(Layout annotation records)
-=-=-
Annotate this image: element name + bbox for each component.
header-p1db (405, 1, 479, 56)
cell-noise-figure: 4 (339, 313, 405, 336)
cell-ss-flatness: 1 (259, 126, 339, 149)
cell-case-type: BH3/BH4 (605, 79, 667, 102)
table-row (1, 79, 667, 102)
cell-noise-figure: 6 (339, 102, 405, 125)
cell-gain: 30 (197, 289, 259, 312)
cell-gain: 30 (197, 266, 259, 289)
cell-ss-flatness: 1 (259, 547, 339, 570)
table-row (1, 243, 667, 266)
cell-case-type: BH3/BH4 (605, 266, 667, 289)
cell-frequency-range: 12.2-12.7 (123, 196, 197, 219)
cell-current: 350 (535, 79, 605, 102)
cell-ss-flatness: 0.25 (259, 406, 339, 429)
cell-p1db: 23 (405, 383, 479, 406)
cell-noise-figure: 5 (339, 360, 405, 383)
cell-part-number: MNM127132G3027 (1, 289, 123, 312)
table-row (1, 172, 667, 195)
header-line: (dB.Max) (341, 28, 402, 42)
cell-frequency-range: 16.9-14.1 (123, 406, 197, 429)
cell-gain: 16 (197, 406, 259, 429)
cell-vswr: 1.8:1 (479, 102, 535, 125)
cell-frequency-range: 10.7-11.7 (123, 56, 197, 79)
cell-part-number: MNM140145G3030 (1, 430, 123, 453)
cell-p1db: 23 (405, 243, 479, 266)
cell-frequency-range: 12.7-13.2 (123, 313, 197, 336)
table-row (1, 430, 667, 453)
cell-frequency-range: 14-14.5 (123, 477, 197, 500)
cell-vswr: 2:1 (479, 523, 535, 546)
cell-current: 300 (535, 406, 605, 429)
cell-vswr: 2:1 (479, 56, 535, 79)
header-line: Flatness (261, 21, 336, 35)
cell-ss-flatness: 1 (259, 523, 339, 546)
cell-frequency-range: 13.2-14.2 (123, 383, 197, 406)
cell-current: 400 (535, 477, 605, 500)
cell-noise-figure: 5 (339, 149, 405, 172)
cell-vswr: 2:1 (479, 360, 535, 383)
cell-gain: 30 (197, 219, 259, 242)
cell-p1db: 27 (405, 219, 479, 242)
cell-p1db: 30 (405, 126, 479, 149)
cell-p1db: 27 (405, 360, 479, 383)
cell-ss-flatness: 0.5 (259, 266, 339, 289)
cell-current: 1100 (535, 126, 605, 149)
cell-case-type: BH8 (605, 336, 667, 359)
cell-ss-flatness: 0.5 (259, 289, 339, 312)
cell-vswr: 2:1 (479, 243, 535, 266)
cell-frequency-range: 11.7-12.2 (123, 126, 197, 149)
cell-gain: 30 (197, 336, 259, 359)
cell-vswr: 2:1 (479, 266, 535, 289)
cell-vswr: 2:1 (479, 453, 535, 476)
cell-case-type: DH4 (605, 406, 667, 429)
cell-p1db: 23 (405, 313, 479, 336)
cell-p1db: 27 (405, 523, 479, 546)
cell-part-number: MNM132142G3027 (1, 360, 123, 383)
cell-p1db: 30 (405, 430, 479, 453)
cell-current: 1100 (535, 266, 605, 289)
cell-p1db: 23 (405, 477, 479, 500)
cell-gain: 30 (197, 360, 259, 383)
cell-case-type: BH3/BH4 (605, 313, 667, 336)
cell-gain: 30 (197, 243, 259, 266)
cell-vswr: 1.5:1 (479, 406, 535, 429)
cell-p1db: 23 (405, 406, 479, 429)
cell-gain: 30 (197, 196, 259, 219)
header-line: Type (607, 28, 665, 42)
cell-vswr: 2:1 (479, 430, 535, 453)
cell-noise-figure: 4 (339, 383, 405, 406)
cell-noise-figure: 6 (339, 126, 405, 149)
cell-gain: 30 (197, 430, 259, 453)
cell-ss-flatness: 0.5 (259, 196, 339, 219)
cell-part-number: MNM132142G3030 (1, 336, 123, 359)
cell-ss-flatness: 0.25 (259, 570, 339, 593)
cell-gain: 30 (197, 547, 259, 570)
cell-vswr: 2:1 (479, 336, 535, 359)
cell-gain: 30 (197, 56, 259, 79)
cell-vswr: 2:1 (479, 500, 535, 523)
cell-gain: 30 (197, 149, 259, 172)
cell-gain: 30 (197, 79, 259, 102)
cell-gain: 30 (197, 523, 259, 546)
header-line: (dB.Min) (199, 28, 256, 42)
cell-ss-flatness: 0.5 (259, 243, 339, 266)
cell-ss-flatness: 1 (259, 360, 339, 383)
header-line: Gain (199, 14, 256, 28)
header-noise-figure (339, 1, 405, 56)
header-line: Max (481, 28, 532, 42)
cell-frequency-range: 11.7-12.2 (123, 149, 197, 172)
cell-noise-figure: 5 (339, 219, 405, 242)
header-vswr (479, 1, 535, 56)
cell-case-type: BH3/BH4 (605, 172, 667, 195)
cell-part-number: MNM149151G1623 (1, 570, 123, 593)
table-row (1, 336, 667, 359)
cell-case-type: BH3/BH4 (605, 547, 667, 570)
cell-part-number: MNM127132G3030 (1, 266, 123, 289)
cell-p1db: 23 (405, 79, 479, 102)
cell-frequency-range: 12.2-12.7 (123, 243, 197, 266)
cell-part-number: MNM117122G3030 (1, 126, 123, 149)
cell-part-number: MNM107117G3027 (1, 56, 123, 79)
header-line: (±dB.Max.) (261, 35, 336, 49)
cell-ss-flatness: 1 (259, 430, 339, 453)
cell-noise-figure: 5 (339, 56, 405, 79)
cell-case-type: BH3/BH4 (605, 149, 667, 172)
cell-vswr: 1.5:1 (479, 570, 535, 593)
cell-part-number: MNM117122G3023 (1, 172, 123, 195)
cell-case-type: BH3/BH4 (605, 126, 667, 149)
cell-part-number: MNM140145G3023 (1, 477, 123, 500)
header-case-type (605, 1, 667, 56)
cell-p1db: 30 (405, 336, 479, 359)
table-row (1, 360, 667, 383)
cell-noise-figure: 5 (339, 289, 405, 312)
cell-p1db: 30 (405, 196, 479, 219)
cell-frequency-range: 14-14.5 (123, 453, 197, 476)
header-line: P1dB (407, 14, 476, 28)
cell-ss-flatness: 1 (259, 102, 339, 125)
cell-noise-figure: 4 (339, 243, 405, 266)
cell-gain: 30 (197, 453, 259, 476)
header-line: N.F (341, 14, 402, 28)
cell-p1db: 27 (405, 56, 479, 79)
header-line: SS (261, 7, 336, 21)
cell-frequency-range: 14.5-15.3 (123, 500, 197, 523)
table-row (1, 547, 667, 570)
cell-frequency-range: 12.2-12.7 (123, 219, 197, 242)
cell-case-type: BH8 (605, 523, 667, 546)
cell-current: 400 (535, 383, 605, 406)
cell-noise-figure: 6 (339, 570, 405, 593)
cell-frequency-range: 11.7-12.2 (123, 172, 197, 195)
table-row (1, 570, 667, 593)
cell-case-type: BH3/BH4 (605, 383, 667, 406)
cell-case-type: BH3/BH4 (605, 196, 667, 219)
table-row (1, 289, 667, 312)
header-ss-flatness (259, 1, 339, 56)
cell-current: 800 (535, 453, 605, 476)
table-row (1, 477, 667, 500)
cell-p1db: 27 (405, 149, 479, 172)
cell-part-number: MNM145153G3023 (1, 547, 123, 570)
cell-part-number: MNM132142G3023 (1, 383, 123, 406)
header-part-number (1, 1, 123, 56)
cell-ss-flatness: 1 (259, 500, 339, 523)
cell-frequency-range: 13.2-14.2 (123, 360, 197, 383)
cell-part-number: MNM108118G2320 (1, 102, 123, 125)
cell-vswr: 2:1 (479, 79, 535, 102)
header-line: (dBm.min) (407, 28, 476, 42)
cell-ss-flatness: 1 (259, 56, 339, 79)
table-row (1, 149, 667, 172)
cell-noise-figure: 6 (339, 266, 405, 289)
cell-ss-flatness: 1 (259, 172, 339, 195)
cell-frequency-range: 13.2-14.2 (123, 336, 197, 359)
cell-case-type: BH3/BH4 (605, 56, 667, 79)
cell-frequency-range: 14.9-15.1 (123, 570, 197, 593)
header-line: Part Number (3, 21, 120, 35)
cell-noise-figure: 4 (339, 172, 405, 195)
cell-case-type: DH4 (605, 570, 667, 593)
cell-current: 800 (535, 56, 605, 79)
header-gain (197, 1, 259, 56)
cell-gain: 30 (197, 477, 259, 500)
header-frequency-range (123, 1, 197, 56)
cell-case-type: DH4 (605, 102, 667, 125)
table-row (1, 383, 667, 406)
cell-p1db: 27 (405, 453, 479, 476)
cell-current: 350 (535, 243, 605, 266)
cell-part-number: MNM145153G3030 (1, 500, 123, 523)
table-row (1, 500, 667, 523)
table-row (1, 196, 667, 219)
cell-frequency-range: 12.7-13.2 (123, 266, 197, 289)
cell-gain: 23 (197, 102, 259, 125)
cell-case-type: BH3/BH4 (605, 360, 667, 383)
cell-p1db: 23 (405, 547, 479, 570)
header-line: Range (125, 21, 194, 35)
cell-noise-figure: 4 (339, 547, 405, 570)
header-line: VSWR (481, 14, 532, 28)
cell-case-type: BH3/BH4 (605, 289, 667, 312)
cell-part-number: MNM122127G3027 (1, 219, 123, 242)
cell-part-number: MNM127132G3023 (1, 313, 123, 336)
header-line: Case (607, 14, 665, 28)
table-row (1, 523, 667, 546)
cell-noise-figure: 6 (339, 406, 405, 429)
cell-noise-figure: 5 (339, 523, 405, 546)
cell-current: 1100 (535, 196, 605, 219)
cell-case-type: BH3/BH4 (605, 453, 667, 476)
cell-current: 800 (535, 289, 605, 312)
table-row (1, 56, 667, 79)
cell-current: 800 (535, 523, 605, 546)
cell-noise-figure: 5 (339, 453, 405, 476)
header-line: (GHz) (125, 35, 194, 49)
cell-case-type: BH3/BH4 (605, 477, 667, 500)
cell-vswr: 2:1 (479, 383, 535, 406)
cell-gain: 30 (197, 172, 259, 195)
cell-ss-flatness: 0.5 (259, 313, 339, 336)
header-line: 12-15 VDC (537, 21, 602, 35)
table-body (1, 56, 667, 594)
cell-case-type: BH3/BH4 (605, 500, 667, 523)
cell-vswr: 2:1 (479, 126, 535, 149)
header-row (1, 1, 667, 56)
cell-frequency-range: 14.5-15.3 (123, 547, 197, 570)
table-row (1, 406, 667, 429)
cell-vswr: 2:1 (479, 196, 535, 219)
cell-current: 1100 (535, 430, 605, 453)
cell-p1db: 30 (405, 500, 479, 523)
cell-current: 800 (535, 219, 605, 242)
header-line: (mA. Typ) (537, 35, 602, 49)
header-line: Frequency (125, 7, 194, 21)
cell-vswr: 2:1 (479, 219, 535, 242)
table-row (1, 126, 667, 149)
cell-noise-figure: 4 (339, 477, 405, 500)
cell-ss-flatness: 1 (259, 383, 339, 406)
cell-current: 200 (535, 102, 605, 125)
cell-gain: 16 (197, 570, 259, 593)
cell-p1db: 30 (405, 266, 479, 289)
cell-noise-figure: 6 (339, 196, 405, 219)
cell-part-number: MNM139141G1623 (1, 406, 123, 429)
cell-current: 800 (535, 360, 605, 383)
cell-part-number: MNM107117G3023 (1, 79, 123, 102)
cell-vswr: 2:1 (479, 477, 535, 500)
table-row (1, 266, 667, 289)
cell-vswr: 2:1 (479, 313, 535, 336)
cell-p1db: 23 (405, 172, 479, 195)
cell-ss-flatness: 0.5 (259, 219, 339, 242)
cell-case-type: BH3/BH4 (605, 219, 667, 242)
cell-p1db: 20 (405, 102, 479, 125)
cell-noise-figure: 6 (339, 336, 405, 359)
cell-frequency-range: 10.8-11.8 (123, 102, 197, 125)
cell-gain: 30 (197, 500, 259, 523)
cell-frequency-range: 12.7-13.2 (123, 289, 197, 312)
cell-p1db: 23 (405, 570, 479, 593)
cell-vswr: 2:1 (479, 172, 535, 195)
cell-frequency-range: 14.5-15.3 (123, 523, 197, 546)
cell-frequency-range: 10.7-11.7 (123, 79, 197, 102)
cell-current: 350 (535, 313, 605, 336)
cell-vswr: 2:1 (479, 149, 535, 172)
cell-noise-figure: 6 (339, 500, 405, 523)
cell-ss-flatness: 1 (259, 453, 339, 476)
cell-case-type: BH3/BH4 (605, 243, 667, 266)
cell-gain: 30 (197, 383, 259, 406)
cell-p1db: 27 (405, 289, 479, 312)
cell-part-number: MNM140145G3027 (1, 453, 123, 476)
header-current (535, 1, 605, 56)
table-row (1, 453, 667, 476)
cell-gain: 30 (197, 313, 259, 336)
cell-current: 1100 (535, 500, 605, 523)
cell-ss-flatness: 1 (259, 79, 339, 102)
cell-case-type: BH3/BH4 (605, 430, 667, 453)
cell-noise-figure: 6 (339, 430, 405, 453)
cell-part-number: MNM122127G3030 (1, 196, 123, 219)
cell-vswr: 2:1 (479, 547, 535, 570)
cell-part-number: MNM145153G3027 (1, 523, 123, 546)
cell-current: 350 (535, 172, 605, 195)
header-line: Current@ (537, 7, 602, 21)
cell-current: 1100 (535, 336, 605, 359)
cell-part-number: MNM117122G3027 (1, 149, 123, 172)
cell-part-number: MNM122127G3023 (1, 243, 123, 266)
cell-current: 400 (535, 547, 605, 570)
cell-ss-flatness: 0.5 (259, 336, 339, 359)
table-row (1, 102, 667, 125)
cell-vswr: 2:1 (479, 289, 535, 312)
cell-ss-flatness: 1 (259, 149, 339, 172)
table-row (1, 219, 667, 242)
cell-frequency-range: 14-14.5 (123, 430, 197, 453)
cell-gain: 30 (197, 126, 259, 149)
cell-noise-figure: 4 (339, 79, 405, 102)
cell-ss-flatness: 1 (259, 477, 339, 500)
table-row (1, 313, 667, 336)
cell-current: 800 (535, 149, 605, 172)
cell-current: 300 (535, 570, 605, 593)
-=-=-
Reproduce the records word for word, from their first line through the line containing "cell-frequency-range: 10.7-11.7 (123, 56, 197, 79)".

### Answer to the task
Annotate this image: element name + bbox for each component.
header-p1db (405, 1, 479, 56)
cell-noise-figure: 4 (339, 313, 405, 336)
cell-ss-flatness: 1 (259, 126, 339, 149)
cell-case-type: BH3/BH4 (605, 79, 667, 102)
table-row (1, 79, 667, 102)
cell-noise-figure: 6 (339, 102, 405, 125)
cell-gain: 30 (197, 289, 259, 312)
cell-gain: 30 (197, 266, 259, 289)
cell-ss-flatness: 1 (259, 547, 339, 570)
table-row (1, 243, 667, 266)
cell-case-type: BH3/BH4 (605, 266, 667, 289)
cell-frequency-range: 12.2-12.7 (123, 196, 197, 219)
cell-current: 350 (535, 79, 605, 102)
cell-ss-flatness: 0.25 (259, 406, 339, 429)
cell-p1db: 23 (405, 383, 479, 406)
cell-noise-figure: 5 (339, 360, 405, 383)
cell-part-number: MNM127132G3027 (1, 289, 123, 312)
table-row (1, 172, 667, 195)
header-line: (dB.Max) (341, 28, 402, 42)
cell-frequency-range: 16.9-14.1 (123, 406, 197, 429)
cell-gain: 16 (197, 406, 259, 429)
cell-vswr: 1.8:1 (479, 102, 535, 125)
cell-frequency-range: 10.7-11.7 (123, 56, 197, 79)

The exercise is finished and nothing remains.